— BEGIN Material to process —
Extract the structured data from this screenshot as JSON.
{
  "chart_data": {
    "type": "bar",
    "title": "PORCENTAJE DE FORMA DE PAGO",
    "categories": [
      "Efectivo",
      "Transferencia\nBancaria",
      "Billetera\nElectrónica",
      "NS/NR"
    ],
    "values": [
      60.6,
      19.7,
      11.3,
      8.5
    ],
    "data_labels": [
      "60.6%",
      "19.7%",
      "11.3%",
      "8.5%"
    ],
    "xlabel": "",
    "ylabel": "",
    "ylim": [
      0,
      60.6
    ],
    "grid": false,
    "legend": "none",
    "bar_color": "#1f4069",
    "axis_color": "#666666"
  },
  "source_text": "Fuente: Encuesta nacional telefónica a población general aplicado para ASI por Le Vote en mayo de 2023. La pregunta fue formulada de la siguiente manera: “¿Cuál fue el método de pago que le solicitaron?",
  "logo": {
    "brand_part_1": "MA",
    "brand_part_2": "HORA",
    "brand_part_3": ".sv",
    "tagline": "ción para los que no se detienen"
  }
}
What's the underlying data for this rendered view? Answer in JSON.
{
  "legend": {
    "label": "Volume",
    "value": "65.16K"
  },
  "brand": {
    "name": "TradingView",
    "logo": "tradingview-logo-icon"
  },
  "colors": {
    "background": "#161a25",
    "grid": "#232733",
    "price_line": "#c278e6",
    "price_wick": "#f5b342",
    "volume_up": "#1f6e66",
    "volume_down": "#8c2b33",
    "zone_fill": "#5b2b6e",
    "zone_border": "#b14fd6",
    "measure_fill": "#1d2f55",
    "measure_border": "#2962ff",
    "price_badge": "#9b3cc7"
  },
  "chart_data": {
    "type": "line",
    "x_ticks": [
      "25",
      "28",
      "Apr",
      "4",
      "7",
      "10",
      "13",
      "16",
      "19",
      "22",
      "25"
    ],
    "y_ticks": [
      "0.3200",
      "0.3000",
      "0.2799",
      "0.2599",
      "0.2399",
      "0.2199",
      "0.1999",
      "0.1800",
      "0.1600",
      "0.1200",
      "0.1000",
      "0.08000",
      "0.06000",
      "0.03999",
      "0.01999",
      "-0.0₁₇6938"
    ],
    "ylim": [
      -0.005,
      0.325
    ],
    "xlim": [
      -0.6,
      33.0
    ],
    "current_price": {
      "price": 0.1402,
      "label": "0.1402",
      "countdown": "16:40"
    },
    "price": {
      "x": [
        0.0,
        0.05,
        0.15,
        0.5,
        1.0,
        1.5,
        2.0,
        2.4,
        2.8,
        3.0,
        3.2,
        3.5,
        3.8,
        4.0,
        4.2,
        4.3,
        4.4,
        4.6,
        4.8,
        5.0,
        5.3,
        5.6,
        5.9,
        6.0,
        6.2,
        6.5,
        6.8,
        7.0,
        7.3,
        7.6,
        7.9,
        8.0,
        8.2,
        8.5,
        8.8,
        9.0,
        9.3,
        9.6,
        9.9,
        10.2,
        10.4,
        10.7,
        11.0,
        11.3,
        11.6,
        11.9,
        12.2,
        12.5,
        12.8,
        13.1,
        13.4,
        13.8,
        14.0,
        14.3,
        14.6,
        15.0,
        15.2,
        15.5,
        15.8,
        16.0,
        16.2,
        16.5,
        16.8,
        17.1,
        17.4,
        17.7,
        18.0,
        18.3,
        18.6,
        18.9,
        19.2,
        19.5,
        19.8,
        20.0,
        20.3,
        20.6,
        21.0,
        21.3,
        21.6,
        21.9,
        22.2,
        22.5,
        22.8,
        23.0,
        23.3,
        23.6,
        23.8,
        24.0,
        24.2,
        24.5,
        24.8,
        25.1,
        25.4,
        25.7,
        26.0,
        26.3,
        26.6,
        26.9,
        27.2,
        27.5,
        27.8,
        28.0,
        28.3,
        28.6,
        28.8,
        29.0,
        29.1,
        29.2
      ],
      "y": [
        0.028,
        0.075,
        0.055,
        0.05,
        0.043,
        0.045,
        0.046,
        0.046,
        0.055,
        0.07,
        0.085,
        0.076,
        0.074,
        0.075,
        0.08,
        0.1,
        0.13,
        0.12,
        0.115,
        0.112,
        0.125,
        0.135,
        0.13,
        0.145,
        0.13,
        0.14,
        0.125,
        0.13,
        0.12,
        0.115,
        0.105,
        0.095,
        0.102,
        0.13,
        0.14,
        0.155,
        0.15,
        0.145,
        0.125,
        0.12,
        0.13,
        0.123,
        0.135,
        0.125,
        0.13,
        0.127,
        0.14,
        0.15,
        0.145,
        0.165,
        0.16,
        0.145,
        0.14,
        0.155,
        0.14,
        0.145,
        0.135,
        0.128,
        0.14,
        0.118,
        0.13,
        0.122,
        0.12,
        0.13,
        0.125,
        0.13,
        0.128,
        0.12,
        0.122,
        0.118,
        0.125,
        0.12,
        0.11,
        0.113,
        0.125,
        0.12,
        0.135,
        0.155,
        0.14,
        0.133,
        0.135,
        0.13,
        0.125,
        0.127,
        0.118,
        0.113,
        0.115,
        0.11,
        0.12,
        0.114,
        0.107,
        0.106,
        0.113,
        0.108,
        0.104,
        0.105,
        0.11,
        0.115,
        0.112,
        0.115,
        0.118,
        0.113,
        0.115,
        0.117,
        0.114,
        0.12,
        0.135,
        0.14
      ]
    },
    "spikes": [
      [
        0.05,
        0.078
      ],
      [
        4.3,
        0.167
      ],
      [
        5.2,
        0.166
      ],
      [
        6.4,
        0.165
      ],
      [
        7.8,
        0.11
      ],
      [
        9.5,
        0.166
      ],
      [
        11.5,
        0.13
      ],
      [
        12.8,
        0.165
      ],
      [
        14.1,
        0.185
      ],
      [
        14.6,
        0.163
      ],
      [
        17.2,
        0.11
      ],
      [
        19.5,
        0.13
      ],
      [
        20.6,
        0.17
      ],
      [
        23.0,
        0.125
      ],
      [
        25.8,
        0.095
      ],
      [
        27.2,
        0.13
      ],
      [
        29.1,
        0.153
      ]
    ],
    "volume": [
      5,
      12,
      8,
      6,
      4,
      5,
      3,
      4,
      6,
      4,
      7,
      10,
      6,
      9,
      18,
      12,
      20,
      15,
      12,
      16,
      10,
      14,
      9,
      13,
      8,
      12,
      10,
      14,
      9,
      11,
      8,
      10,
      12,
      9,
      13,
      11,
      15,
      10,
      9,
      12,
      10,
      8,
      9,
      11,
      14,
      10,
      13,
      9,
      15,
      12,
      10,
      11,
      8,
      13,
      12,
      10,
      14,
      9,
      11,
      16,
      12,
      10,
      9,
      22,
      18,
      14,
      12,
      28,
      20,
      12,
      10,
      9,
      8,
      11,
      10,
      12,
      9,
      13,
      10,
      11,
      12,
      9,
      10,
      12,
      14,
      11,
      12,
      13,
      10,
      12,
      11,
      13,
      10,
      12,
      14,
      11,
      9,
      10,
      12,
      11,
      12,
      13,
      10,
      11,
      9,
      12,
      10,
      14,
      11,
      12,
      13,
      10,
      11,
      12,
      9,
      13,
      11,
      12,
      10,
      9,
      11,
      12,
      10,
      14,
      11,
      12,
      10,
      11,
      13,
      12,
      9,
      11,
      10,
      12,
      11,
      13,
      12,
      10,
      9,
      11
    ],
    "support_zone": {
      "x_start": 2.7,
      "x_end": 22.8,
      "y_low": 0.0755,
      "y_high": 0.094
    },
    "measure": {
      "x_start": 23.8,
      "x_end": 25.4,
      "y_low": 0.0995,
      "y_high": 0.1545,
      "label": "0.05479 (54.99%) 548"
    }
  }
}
— END Material to process —
» Task statement: Please restate the whole listing word for word.

» Full response:
Extract the structured data from this screenshot as JSON.
{
  "chart_data": {
    "type": "bar",
    "title": "PORCENTAJE DE FORMA DE PAGO",
    "categories": [
      "Efectivo",
      "Transferencia\nBancaria",
      "Billetera\nElectrónica",
      "NS/NR"
    ],
    "values": [
      60.6,
      19.7,
      11.3,
      8.5
    ],
    "data_labels": [
      "60.6%",
      "19.7%",
      "11.3%",
      "8.5%"
    ],
    "xlabel": "",
    "ylabel": "",
    "ylim": [
      0,
      60.6
    ],
    "grid": false,
    "legend": "none",
    "bar_color": "#1f4069",
    "axis_color": "#666666"
  },
  "source_text": "Fuente: Encuesta nacional telefónica a población general aplicado para ASI por Le Vote en mayo de 2023. La pregunta fue formulada de la siguiente manera: “¿Cuál fue el método de pago que le solicitaron?",
  "logo": {
    "brand_part_1": "MA",
    "brand_part_2": "HORA",
    "brand_part_3": ".sv",
    "tagline": "ción para los que no se detienen"
  }
}
What's the underlying data for this rendered view? Answer in JSON.
{
  "legend": {
    "label": "Volume",
    "value": "65.16K"
  },
  "brand": {
    "name": "TradingView",
    "logo": "tradingview-logo-icon"
  },
  "colors": {
    "background": "#161a25",
    "grid": "#232733",
    "price_line": "#c278e6",
    "price_wick": "#f5b342",
    "volume_up": "#1f6e66",
    "volume_down": "#8c2b33",
    "zone_fill": "#5b2b6e",
    "zone_border": "#b14fd6",
    "measure_fill": "#1d2f55",
    "measure_border": "#2962ff",
    "price_badge": "#9b3cc7"
  },
  "chart_data": {
    "type": "line",
    "x_ticks": [
      "25",
      "28",
      "Apr",
      "4",
      "7",
      "10",
      "13",
      "16",
      "19",
      "22",
      "25"
    ],
    "y_ticks": [
      "0.3200",
      "0.3000",
      "0.2799",
      "0.2599",
      "0.2399",
      "0.2199",
      "0.1999",
      "0.1800",
      "0.1600",
      "0.1200",
      "0.1000",
      "0.08000",
      "0.06000",
      "0.03999",
      "0.01999",
      "-0.0₁₇6938"
    ],
    "ylim": [
      -0.005,
      0.325
    ],
    "xlim": [
      -0.6,
      33.0
    ],
    "current_price": {
      "price": 0.1402,
      "label": "0.1402",
      "countdown": "16:40"
    },
    "price": {
      "x": [
        0.0,
        0.05,
        0.15,
        0.5,
        1.0,
        1.5,
        2.0,
        2.4,
        2.8,
        3.0,
        3.2,
        3.5,
        3.8,
        4.0,
        4.2,
        4.3,
        4.4,
        4.6,
        4.8,
        5.0,
        5.3,
        5.6,
        5.9,
        6.0,
        6.2,
        6.5,
        6.8,
        7.0,
        7.3,
        7.6,
        7.9,
        8.0,
        8.2,
        8.5,
        8.8,
        9.0,
        9.3,
        9.6,
        9.9,
        10.2,
        10.4,
        10.7,
        11.0,
        11.3,
        11.6,
        11.9,
        12.2,
        12.5,
        12.8,
        13.1,
        13.4,
        13.8,
        14.0,
        14.3,
        14.6,
        15.0,
        15.2,
        15.5,
        15.8,
        16.0,
        16.2,
        16.5,
        16.8,
        17.1,
        17.4,
        17.7,
        18.0,
        18.3,
        18.6,
        18.9,
        19.2,
        19.5,
        19.8,
        20.0,
        20.3,
        20.6,
        21.0,
        21.3,
        21.6,
        21.9,
        22.2,
        22.5,
        22.8,
        23.0,
        23.3,
        23.6,
        23.8,
        24.0,
        24.2,
        24.5,
        24.8,
        25.1,
        25.4,
        25.7,
        26.0,
        26.3,
        26.6,
        26.9,
        27.2,
        27.5,
        27.8,
        28.0,
        28.3,
        28.6,
        28.8,
        29.0,
        29.1,
        29.2
      ],
      "y": [
        0.028,
        0.075,
        0.055,
        0.05,
        0.043,
        0.045,
        0.046,
        0.046,
        0.055,
        0.07,
        0.085,
        0.076,
        0.074,
        0.075,
        0.08,
        0.1,
        0.13,
        0.12,
        0.115,
        0.112,
        0.125,
        0.135,
        0.13,
        0.145,
        0.13,
        0.14,
        0.125,
        0.13,
        0.12,
        0.115,
        0.105,
        0.095,
        0.102,
        0.13,
        0.14,
        0.155,
        0.15,
        0.145,
        0.125,
        0.12,
        0.13,
        0.123,
        0.135,
        0.125,
        0.13,
        0.127,
        0.14,
        0.15,
        0.145,
        0.165,
        0.16,
        0.145,
        0.14,
        0.155,
        0.14,
        0.145,
        0.135,
        0.128,
        0.14,
        0.118,
        0.13,
        0.122,
        0.12,
        0.13,
        0.125,
        0.13,
        0.128,
        0.12,
        0.122,
        0.118,
        0.125,
        0.12,
        0.11,
        0.113,
        0.125,
        0.12,
        0.135,
        0.155,
        0.14,
        0.133,
        0.135,
        0.13,
        0.125,
        0.127,
        0.118,
        0.113,
        0.115,
        0.11,
        0.12,
        0.114,
        0.107,
        0.106,
        0.113,
        0.108,
        0.104,
        0.105,
        0.11,
        0.115,
        0.112,
        0.115,
        0.118,
        0.113,
        0.115,
        0.117,
        0.114,
        0.12,
        0.135,
        0.14
      ]
    },
    "spikes": [
      [
        0.05,
        0.078
      ],
      [
        4.3,
        0.167
      ],
      [
        5.2,
        0.166
      ],
      [
        6.4,
        0.165
      ],
      [
        7.8,
        0.11
      ],
      [
        9.5,
        0.166
      ],
      [
        11.5,
        0.13
      ],
      [
        12.8,
        0.165
      ],
      [
        14.1,
        0.185
      ],
      [
        14.6,
        0.163
      ],
      [
        17.2,
        0.11
      ],
      [
        19.5,
        0.13
      ],
      [
        20.6,
        0.17
      ],
      [
        23.0,
        0.125
      ],
      [
        25.8,
        0.095
      ],
      [
        27.2,
        0.13
      ],
      [
        29.1,
        0.153
      ]
    ],
    "volume": [
      5,
      12,
      8,
      6,
      4,
      5,
      3,
      4,
      6,
      4,
      7,
      10,
      6,
      9,
      18,
      12,
      20,
      15,
      12,
      16,
      10,
      14,
      9,
      13,
      8,
      12,
      10,
      14,
      9,
      11,
      8,
      10,
      12,
      9,
      13,
      11,
      15,
      10,
      9,
      12,
      10,
      8,
      9,
      11,
      14,
      10,
      13,
      9,
      15,
      12,
      10,
      11,
      8,
      13,
      12,
      10,
      14,
      9,
      11,
      16,
      12,
      10,
      9,
      22,
      18,
      14,
      12,
      28,
      20,
      12,
      10,
      9,
      8,
      11,
      10,
      12,
      9,
      13,
      10,
      11,
      12,
      9,
      10,
      12,
      14,
      11,
      12,
      13,
      10,
      12,
      11,
      13,
      10,
      12,
      14,
      11,
      9,
      10,
      12,
      11,
      12,
      13,
      10,
      11,
      9,
      12,
      10,
      14,
      11,
      12,
      13,
      10,
      11,
      12,
      9,
      13,
      11,
      12,
      10,
      9,
      11,
      12,
      10,
      14,
      11,
      12,
      10,
      11,
      13,
      12,
      9,
      11,
      10,
      12,
      11,
      13,
      12,
      10,
      9,
      11
    ],
    "support_zone": {
      "x_start": 2.7,
      "x_end": 22.8,
      "y_low": 0.0755,
      "y_high": 0.094
    },
    "measure": {
      "x_start": 23.8,
      "x_end": 25.4,
      "y_low": 0.0995,
      "y_high": 0.1545,
      "label": "0.05479 (54.99%) 548"
    }
  }
}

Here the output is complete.